#### Task brief
In the entries below, rename "sidebar-item-label" to "nav-item-label" wherever it occurs and reproduce every line with nothing else altered.

Page element annotations
##############################
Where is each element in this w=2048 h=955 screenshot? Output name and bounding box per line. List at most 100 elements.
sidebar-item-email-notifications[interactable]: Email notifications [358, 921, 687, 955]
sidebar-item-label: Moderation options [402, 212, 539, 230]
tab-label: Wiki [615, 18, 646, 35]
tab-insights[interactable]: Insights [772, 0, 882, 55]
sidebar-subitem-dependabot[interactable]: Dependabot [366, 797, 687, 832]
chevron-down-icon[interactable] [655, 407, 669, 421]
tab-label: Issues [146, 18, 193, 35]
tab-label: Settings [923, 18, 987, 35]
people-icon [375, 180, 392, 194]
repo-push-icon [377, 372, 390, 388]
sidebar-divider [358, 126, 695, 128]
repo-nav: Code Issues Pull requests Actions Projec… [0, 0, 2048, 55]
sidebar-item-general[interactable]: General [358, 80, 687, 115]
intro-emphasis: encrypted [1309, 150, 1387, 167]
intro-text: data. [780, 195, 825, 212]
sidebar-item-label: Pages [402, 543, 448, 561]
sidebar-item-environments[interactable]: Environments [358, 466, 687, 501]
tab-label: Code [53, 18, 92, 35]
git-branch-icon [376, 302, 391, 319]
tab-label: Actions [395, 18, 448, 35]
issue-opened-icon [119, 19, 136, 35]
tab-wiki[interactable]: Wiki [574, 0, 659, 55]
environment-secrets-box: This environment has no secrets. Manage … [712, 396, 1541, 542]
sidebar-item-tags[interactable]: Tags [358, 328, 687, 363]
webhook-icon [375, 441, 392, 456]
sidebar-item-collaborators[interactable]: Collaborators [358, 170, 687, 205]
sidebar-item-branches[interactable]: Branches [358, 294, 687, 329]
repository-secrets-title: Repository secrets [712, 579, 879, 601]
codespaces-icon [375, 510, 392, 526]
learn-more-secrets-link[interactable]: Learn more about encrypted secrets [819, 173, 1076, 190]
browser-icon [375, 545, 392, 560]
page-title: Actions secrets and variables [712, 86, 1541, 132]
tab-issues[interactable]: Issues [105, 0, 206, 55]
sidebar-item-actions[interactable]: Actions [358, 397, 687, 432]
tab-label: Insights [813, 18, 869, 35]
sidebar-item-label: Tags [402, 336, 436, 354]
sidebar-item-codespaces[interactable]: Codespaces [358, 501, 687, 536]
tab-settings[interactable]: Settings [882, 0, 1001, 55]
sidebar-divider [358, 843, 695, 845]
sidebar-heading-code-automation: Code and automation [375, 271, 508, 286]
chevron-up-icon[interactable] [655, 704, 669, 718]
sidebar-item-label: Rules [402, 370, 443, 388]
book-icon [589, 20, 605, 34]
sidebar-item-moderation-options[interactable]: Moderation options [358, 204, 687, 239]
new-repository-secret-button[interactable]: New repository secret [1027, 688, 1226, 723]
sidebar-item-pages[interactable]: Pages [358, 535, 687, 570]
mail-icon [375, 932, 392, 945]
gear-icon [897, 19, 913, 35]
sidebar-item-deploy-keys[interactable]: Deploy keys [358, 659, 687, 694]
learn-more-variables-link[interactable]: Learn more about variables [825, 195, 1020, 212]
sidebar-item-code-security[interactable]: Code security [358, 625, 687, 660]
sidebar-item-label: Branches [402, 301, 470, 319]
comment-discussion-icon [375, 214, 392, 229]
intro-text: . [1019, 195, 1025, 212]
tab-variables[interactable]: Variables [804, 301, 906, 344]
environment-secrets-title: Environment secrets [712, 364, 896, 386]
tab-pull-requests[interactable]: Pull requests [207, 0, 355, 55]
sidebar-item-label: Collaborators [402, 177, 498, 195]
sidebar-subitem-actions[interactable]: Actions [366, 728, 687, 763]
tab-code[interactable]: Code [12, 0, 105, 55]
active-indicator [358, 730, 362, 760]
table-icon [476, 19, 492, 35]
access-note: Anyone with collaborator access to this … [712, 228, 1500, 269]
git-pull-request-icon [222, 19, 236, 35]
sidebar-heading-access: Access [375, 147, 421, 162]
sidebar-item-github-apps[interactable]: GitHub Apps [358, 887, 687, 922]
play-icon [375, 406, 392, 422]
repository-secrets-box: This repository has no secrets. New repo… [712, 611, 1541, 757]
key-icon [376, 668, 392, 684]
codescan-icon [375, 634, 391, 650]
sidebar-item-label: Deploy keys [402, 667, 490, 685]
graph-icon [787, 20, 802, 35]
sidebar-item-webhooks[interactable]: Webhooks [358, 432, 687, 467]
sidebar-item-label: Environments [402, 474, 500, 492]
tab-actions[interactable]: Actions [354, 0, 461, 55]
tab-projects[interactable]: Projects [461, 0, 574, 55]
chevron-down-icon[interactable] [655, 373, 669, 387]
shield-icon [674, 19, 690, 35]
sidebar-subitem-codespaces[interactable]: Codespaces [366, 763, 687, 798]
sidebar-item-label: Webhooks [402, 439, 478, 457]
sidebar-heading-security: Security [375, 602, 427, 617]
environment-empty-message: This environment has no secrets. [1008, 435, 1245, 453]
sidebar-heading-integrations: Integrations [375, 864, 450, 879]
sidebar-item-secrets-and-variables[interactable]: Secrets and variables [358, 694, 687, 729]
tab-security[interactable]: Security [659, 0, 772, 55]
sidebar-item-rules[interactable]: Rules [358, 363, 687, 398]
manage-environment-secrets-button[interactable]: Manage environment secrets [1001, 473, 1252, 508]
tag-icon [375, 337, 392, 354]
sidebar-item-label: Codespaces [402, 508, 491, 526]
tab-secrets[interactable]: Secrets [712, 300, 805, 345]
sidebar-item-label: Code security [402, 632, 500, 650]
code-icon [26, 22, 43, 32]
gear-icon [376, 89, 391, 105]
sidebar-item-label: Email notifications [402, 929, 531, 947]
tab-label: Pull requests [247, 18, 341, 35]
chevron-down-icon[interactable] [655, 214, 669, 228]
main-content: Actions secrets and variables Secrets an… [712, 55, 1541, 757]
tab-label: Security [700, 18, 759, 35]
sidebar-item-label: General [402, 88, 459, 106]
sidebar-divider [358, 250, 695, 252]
##############################
#### Exercise output
Where is each element in this w=2048 h=955 screenshot? Output name and bounding box per line. List at most 100 elements.
sidebar-item-email-notifications[interactable]: Email notifications [358, 921, 687, 955]
nav-item-label: Moderation options [402, 212, 539, 230]
tab-label: Wiki [615, 18, 646, 35]
tab-insights[interactable]: Insights [772, 0, 882, 55]
sidebar-subitem-dependabot[interactable]: Dependabot [366, 797, 687, 832]
chevron-down-icon[interactable] [655, 407, 669, 421]
tab-label: Issues [146, 18, 193, 35]
tab-label: Settings [923, 18, 987, 35]
people-icon [375, 180, 392, 194]
repo-push-icon [377, 372, 390, 388]
sidebar-divider [358, 126, 695, 128]
repo-nav: Code Issues Pull requests Actions Projec… [0, 0, 2048, 55]
sidebar-item-general[interactable]: General [358, 80, 687, 115]
intro-emphasis: encrypted [1309, 150, 1387, 167]
intro-text: data. [780, 195, 825, 212]
nav-item-label: Pages [402, 543, 448, 561]
sidebar-item-environments[interactable]: Environments [358, 466, 687, 501]
tab-label: Code [53, 18, 92, 35]
git-branch-icon [376, 302, 391, 319]
tab-label: Actions [395, 18, 448, 35]
issue-opened-icon [119, 19, 136, 35]
tab-wiki[interactable]: Wiki [574, 0, 659, 55]
environment-secrets-box: This environment has no secrets. Manage … [712, 396, 1541, 542]
sidebar-item-tags[interactable]: Tags [358, 328, 687, 363]
webhook-icon [375, 441, 392, 456]
sidebar-item-collaborators[interactable]: Collaborators [358, 170, 687, 205]
sidebar-item-branches[interactable]: Branches [358, 294, 687, 329]
repository-secrets-title: Repository secrets [712, 579, 879, 601]
codespaces-icon [375, 510, 392, 526]
learn-more-secrets-link[interactable]: Learn more about encrypted secrets [819, 173, 1076, 190]
browser-icon [375, 545, 392, 560]
page-title: Actions secrets and variables [712, 86, 1541, 132]
tab-issues[interactable]: Issues [105, 0, 206, 55]
sidebar-item-actions[interactable]: Actions [358, 397, 687, 432]
tab-label: Insights [813, 18, 869, 35]
nav-item-label: Tags [402, 336, 436, 354]
sidebar-item-codespaces[interactable]: Codespaces [358, 501, 687, 536]
tab-settings[interactable]: Settings [882, 0, 1001, 55]
sidebar-divider [358, 843, 695, 845]
sidebar-heading-code-automation: Code and automation [375, 271, 508, 286]
chevron-up-icon[interactable] [655, 704, 669, 718]
nav-item-label: Rules [402, 370, 443, 388]
book-icon [589, 20, 605, 34]
sidebar-item-moderation-options[interactable]: Moderation options [358, 204, 687, 239]
new-repository-secret-button[interactable]: New repository secret [1027, 688, 1226, 723]
sidebar-item-pages[interactable]: Pages [358, 535, 687, 570]
mail-icon [375, 932, 392, 945]
gear-icon [897, 19, 913, 35]
sidebar-item-deploy-keys[interactable]: Deploy keys [358, 659, 687, 694]
learn-more-variables-link[interactable]: Learn more about variables [825, 195, 1020, 212]
sidebar-item-code-security[interactable]: Code security [358, 625, 687, 660]
nav-item-label: Branches [402, 301, 470, 319]
comment-discussion-icon [375, 214, 392, 229]
intro-text: . [1019, 195, 1025, 212]
tab-variables[interactable]: Variables [804, 301, 906, 344]
environment-secrets-title: Environment secrets [712, 364, 896, 386]
tab-pull-requests[interactable]: Pull requests [207, 0, 355, 55]
nav-item-label: Collaborators [402, 177, 498, 195]
sidebar-subitem-actions[interactable]: Actions [366, 728, 687, 763]
tab-code[interactable]: Code [12, 0, 105, 55]
active-indicator [358, 730, 362, 760]
table-icon [476, 19, 492, 35]
access-note: Anyone with collaborator access to this … [712, 228, 1500, 269]
git-pull-request-icon [222, 19, 236, 35]
sidebar-heading-access: Access [375, 147, 421, 162]
sidebar-item-github-apps[interactable]: GitHub Apps [358, 887, 687, 922]
play-icon [375, 406, 392, 422]
repository-secrets-box: This repository has no secrets. New repo… [712, 611, 1541, 757]
key-icon [376, 668, 392, 684]
codescan-icon [375, 634, 391, 650]
nav-item-label: Deploy keys [402, 667, 490, 685]
graph-icon [787, 20, 802, 35]
sidebar-item-webhooks[interactable]: Webhooks [358, 432, 687, 467]
nav-item-label: Environments [402, 474, 500, 492]
tab-actions[interactable]: Actions [354, 0, 461, 55]
tab-projects[interactable]: Projects [461, 0, 574, 55]
chevron-down-icon[interactable] [655, 373, 669, 387]
shield-icon [674, 19, 690, 35]
sidebar-subitem-codespaces[interactable]: Codespaces [366, 763, 687, 798]
nav-item-label: Webhooks [402, 439, 478, 457]
sidebar-heading-security: Security [375, 602, 427, 617]
environment-empty-message: This environment has no secrets. [1008, 435, 1245, 453]
sidebar-heading-integrations: Integrations [375, 864, 450, 879]
sidebar-item-secrets-and-variables[interactable]: Secrets and variables [358, 694, 687, 729]
tab-security[interactable]: Security [659, 0, 772, 55]
sidebar-item-rules[interactable]: Rules [358, 363, 687, 398]
manage-environment-secrets-button[interactable]: Manage environment secrets [1001, 473, 1252, 508]
tag-icon [375, 337, 392, 354]
nav-item-label: Codespaces [402, 508, 491, 526]
tab-secrets[interactable]: Secrets [712, 300, 805, 345]
nav-item-label: Code security [402, 632, 500, 650]
code-icon [26, 22, 43, 32]
gear-icon [376, 89, 391, 105]
nav-item-label: Email notifications [402, 929, 531, 947]
tab-label: Pull requests [247, 18, 341, 35]
chevron-down-icon[interactable] [655, 214, 669, 228]
main-content: Actions secrets and variables Secrets an… [712, 55, 1541, 757]
tab-label: Security [700, 18, 759, 35]
nav-item-label: General [402, 88, 459, 106]
sidebar-divider [358, 250, 695, 252]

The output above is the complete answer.